#### What is expected:
Below are entries. Pull out all lines containing "heart".
================================
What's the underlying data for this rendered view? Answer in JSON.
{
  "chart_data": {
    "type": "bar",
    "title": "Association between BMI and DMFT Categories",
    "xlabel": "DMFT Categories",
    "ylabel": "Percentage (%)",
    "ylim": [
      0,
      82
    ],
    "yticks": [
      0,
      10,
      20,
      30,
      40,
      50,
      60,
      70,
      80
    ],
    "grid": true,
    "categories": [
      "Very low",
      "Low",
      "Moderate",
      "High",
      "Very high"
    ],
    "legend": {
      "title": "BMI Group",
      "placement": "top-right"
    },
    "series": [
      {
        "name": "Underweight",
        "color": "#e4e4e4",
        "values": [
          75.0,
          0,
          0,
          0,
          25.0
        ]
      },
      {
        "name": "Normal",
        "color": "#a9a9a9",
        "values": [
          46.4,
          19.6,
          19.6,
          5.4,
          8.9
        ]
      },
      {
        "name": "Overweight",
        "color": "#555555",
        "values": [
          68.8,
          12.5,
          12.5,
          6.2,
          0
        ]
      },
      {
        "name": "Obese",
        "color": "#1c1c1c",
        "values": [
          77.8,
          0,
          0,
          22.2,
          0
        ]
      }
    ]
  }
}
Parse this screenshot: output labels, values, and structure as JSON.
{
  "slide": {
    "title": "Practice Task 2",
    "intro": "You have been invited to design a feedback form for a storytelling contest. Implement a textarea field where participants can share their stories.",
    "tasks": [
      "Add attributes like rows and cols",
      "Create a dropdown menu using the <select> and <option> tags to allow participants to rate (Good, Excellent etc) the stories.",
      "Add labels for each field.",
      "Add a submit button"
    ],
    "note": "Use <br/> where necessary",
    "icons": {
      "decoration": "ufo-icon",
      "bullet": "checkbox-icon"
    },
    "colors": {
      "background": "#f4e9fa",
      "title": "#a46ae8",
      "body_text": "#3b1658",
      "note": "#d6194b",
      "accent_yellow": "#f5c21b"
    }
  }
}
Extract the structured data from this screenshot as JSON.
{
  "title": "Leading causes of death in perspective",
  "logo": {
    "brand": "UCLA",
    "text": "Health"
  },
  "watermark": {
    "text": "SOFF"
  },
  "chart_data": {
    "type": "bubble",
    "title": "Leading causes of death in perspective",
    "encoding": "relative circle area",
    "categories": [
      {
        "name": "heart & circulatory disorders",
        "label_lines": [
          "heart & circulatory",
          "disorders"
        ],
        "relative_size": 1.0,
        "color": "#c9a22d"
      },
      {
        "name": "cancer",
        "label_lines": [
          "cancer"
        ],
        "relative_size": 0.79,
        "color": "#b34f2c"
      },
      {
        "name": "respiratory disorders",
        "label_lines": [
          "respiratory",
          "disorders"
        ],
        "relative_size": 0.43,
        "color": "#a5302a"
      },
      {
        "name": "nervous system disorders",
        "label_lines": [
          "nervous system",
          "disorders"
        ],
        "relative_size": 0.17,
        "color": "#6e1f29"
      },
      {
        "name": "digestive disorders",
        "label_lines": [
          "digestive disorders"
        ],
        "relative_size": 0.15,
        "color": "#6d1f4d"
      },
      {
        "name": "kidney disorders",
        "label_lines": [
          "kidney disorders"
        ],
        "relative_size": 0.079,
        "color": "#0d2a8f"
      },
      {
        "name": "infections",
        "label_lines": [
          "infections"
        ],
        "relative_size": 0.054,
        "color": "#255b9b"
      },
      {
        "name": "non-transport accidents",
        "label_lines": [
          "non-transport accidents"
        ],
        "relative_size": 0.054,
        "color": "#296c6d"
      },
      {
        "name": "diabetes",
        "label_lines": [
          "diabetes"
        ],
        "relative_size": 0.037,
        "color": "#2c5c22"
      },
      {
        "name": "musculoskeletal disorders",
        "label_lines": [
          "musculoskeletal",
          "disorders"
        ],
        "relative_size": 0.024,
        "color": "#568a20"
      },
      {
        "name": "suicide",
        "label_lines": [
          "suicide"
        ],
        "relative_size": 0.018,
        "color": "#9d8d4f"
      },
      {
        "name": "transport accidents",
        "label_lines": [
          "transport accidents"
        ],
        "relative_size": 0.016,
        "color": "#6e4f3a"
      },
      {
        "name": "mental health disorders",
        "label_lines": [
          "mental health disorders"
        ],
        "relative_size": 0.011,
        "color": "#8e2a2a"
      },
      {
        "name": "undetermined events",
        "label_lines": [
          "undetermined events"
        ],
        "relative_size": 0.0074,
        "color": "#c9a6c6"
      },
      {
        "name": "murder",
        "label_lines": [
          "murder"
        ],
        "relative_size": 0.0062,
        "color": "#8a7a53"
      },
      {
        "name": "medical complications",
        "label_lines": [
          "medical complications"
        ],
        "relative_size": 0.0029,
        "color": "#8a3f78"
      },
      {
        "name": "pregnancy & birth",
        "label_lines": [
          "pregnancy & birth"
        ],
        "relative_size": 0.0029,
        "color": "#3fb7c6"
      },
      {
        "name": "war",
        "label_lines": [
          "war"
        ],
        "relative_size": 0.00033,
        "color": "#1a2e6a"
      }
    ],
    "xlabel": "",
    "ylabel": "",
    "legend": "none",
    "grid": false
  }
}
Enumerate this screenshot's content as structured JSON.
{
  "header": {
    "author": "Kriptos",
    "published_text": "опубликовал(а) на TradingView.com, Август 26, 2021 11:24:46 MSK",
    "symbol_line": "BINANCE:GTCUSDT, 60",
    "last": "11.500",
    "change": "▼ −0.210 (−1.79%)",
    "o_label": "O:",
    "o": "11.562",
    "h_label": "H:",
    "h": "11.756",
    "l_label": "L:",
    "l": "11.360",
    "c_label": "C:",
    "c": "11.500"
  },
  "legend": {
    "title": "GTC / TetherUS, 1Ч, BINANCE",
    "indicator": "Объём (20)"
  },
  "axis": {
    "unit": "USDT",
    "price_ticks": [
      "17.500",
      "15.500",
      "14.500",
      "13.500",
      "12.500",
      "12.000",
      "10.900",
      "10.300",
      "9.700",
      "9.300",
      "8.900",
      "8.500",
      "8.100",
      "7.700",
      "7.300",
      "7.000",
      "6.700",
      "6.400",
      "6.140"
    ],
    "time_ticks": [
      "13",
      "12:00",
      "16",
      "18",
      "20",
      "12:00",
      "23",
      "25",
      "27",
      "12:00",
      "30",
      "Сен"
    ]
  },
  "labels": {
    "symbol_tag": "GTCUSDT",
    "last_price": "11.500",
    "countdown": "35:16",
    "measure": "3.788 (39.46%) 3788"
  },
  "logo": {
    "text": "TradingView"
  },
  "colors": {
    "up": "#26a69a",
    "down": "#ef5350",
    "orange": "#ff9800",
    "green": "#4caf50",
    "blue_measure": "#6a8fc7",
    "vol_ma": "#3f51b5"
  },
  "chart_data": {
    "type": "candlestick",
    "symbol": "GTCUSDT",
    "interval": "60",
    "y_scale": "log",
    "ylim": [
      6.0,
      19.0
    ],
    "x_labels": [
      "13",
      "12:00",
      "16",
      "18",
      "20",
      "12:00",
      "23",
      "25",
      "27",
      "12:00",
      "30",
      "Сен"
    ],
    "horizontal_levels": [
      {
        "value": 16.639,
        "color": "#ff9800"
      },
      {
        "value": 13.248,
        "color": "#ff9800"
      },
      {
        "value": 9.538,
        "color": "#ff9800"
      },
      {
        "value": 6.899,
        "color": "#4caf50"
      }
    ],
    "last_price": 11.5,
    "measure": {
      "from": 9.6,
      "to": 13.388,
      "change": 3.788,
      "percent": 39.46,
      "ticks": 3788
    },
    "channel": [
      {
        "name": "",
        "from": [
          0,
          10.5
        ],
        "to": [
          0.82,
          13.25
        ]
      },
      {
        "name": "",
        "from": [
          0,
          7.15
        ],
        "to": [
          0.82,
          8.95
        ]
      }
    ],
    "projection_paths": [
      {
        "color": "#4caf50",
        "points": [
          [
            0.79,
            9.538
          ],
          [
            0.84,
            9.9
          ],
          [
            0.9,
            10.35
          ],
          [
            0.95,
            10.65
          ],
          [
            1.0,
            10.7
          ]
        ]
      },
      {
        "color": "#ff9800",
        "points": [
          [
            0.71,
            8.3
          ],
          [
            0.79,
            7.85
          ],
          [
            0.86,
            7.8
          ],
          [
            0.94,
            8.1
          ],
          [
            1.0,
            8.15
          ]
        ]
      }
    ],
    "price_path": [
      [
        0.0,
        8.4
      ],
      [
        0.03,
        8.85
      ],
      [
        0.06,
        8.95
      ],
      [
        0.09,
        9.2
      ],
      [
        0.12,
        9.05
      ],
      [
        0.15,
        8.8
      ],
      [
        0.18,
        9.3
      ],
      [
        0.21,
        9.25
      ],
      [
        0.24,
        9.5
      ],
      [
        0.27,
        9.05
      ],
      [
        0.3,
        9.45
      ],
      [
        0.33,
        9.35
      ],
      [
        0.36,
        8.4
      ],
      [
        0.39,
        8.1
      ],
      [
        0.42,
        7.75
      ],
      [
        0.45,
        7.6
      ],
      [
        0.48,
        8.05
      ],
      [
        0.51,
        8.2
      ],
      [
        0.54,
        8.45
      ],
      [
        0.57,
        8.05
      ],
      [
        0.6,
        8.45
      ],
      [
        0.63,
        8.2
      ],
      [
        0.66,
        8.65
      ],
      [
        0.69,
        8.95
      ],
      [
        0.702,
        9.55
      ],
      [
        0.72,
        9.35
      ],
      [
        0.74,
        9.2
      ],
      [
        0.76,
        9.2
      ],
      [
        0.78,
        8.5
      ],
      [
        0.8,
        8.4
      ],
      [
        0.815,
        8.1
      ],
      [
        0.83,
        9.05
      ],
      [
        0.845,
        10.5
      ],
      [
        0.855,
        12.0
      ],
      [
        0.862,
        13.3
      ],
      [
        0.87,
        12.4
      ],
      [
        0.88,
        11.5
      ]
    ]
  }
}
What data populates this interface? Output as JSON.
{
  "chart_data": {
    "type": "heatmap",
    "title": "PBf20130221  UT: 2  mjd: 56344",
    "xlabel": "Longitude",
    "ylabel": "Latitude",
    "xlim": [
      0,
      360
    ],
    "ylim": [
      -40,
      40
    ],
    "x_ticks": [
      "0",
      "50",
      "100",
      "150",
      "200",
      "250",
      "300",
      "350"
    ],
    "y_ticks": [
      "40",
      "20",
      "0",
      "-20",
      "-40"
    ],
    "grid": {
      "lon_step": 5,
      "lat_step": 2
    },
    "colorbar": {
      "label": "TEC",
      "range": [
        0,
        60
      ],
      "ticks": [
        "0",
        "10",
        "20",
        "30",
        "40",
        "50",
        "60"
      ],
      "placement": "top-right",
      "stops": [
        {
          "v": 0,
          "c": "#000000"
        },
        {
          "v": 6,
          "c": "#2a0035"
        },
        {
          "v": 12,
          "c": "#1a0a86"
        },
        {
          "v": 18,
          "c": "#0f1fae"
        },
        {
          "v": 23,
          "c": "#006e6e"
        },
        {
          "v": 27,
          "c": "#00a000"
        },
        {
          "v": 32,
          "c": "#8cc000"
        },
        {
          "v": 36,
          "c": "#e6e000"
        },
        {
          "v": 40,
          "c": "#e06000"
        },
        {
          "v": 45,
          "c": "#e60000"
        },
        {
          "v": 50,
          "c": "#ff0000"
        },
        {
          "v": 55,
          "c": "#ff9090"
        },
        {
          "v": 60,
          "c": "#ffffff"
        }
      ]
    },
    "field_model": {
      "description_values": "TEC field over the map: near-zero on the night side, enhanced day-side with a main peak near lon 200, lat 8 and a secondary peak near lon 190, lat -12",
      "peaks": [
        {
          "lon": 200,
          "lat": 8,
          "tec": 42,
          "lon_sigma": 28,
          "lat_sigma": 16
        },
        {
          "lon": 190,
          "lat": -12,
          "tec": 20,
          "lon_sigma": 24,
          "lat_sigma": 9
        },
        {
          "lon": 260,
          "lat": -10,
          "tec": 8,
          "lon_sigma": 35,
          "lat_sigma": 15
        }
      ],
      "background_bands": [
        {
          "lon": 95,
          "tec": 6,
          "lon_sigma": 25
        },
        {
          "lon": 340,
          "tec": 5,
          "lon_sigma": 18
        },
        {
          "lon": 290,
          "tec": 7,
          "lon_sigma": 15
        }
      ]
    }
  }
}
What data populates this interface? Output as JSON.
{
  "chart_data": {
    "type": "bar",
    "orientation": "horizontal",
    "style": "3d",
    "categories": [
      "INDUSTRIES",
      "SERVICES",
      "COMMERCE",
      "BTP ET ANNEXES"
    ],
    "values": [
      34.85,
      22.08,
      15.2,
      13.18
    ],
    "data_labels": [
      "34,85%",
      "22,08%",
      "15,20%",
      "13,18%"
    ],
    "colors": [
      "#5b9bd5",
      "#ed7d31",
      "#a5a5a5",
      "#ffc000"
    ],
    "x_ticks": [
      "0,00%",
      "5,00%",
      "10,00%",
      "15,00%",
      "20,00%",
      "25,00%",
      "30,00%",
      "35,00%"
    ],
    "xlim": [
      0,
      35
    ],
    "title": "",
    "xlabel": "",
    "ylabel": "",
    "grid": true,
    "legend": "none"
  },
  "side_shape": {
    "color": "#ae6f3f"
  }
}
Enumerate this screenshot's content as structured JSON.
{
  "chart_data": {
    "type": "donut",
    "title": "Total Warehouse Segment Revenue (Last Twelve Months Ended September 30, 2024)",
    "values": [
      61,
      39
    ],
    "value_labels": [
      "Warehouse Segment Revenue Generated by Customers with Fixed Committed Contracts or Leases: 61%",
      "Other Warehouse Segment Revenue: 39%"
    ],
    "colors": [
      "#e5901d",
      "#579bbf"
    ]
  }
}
================================
#### Response for this exercise:
        "name": "heart & circulatory disorders",
          "heart & circulatory",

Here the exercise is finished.